-- GIVEN REQUEST --
All lines below must be repeated exactly, with the pictures omitted.
[start MATERIAL FOR THIS EXERCISE]
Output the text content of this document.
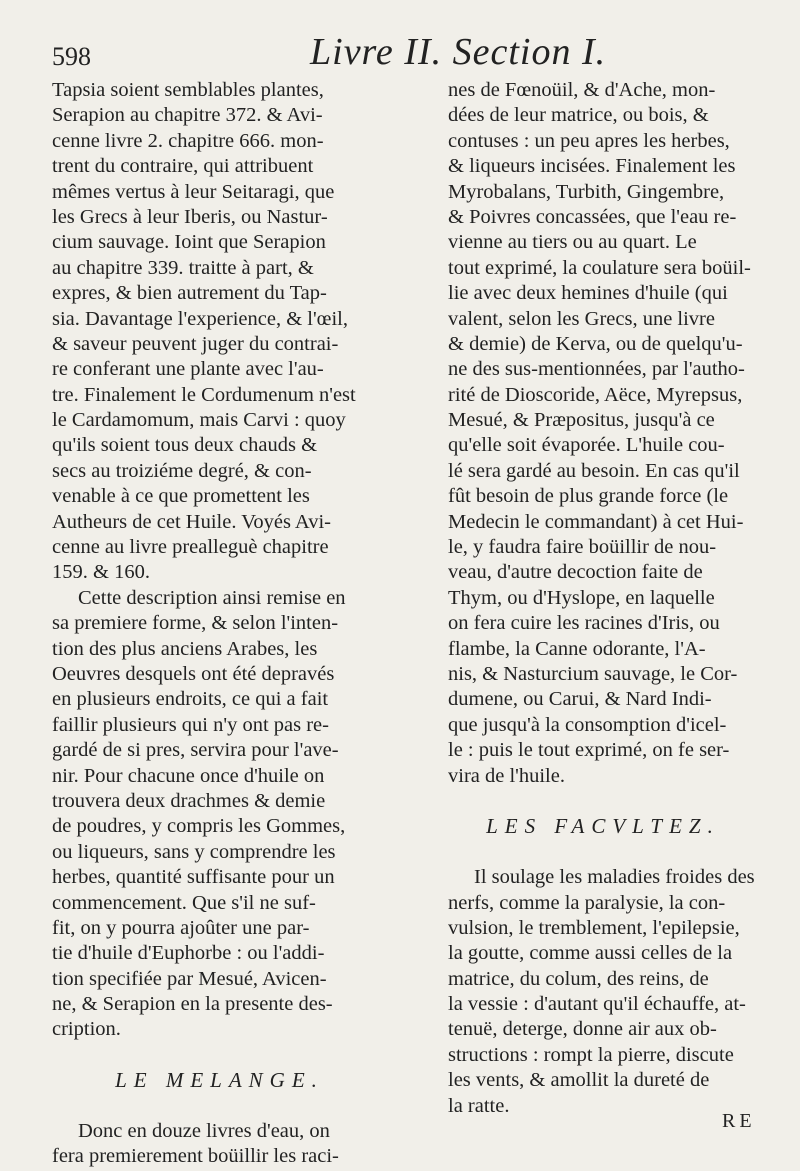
598	Livre II. Section I.
Tapsia soient semblables plantes,
Serapion au chapitre 372. & Avi-
cenne livre 2. chapitre 666. mon-
trent du contraire, qui attribuent
mêmes vertus à leur Seitaragi, que
les Grecs à leur Iberis, ou Nastur-
cium sauvage. Ioint que Serapion
au chapitre 339. traitte à part, &
expres, & bien autrement du Tap-
sia. Davantage l'experience, & l'œil,
& saveur peuvent juger du contrai-
re conferant une plante avec l'au-
tre. Finalement le Cordumenum n'est
le Cardamomum, mais Carvi : quoy
qu'ils soient tous deux chauds &
secs au troiziéme degré, & con-
venable à ce que promettent les
Autheurs de cet Huile. Voyés Avi-
cenne au livre prealleguè chapitre
159. & 160.
Cette description ainsi remise en
sa premiere forme, & selon l'inten-
tion des plus anciens Arabes, les
Oeuvres desquels ont été depravés
en plusieurs endroits, ce qui a fait
faillir plusieurs qui n'y ont pas re-
gardé de si pres, servira pour l'ave-
nir. Pour chacune once d'huile on
trouvera deux drachmes & demie
de poudres, y compris les Gommes,
ou liqueurs, sans y comprendre les
herbes, quantité suffisante pour un
commencement. Que s'il ne suf-
fit, on y pourra ajoûter une par-
tie d'huile d'Euphorbe : ou l'addi-
tion specifiée par Mesué, Avicen-
ne, & Serapion en la presente des-
cription.
LE MELANGE.
Donc en douze livres d'eau, on
fera premierement boüillir les raci-
nes de Fœnoüil, & d'Ache, mon-
dées de leur matrice, ou bois, &
contuses : un peu apres les herbes,
& liqueurs incisées. Finalement les
Myrobalans, Turbith, Gingembre,
& Poivres concassées, que l'eau re-
vienne au tiers ou au quart. Le
tout exprimé, la coulature sera boüil-
lie avec deux hemines d'huile (qui
valent, selon les Grecs, une livre
& demie) de Kerva, ou de quelqu'u-
ne des sus-mentionnées, par l'autho-
rité de Dioscoride, Aëce, Myrepsus,
Mesué, & Præpositus, jusqu'à ce
qu'elle soit évaporée. L'huile cou-
lé sera gardé au besoin. En cas qu'il
fût besoin de plus grande force (le
Medecin le commandant) à cet Hui-
le, y faudra faire boüillir de nou-
veau, d'autre decoction faite de
Thym, ou d'Hyslope, en laquelle
on fera cuire les racines d'Iris, ou
flambe, la Canne odorante, l'A-
nis, & Nasturcium sauvage, le Cor-
dumene, ou Carui, & Nard Indi-
que jusqu'à la consomption d'icel-
le : puis le tout exprimé, on fe ser-
vira de l'huile.
LES FACVLTEZ.
Il soulage les maladies froides des
nerfs, comme la paralysie, la con-
vulsion, le tremblement, l'epilepsie,
la goutte, comme aussi celles de la
matrice, du colum, des reins, de
la vessie : d'autant qu'il échauffe, at-
tenuë, deterge, donne air aux ob-
structions : rompt la pierre, discute
les vents, & amollit la dureté de
la ratte.
RE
[end MATERIAL FOR THIS EXERCISE]
-- EXERCISE OUTPUT --
Output the text content of this document.
598	Livre II. Section I.
Tapsia soient semblables plantes,
Serapion au chapitre 372. & Avi-
cenne livre 2. chapitre 666. mon-
trent du contraire, qui attribuent
mêmes vertus à leur Seitaragi, que
les Grecs à leur Iberis, ou Nastur-
cium sauvage. Ioint que Serapion
au chapitre 339. traitte à part, &
expres, & bien autrement du Tap-
sia. Davantage l'experience, & l'œil,
& saveur peuvent juger du contrai-
re conferant une plante avec l'au-
tre. Finalement le Cordumenum n'est
le Cardamomum, mais Carvi : quoy
qu'ils soient tous deux chauds &
secs au troiziéme degré, & con-
venable à ce que promettent les
Autheurs de cet Huile. Voyés Avi-
cenne au livre prealleguè chapitre
159. & 160.
Cette description ainsi remise en
sa premiere forme, & selon l'inten-
tion des plus anciens Arabes, les
Oeuvres desquels ont été depravés
en plusieurs endroits, ce qui a fait
faillir plusieurs qui n'y ont pas re-
gardé de si pres, servira pour l'ave-
nir. Pour chacune once d'huile on
trouvera deux drachmes & demie
de poudres, y compris les Gommes,
ou liqueurs, sans y comprendre les
herbes, quantité suffisante pour un
commencement. Que s'il ne suf-
fit, on y pourra ajoûter une par-
tie d'huile d'Euphorbe : ou l'addi-
tion specifiée par Mesué, Avicen-
ne, & Serapion en la presente des-
cription.
LE MELANGE.
Donc en douze livres d'eau, on
fera premierement boüillir les raci-
nes de Fœnoüil, & d'Ache, mon-
dées de leur matrice, ou bois, &
contuses : un peu apres les herbes,
& liqueurs incisées. Finalement les
Myrobalans, Turbith, Gingembre,
& Poivres concassées, que l'eau re-
vienne au tiers ou au quart. Le
tout exprimé, la coulature sera boüil-
lie avec deux hemines d'huile (qui
valent, selon les Grecs, une livre
& demie) de Kerva, ou de quelqu'u-
ne des sus-mentionnées, par l'autho-
rité de Dioscoride, Aëce, Myrepsus,
Mesué, & Præpositus, jusqu'à ce
qu'elle soit évaporée. L'huile cou-
lé sera gardé au besoin. En cas qu'il
fût besoin de plus grande force (le
Medecin le commandant) à cet Hui-
le, y faudra faire boüillir de nou-
veau, d'autre decoction faite de
Thym, ou d'Hyslope, en laquelle
on fera cuire les racines d'Iris, ou
flambe, la Canne odorante, l'A-
nis, & Nasturcium sauvage, le Cor-
dumene, ou Carui, & Nard Indi-
que jusqu'à la consomption d'icel-
le : puis le tout exprimé, on fe ser-
vira de l'huile.
LES FACVLTEZ.
Il soulage les maladies froides des
nerfs, comme la paralysie, la con-
vulsion, le tremblement, l'epilepsie,
la goutte, comme aussi celles de la
matrice, du colum, des reins, de
la vessie : d'autant qu'il échauffe, at-
tenuë, deterge, donne air aux ob-
structions : rompt la pierre, discute
les vents, & amollit la dureté de
la ratte.
RE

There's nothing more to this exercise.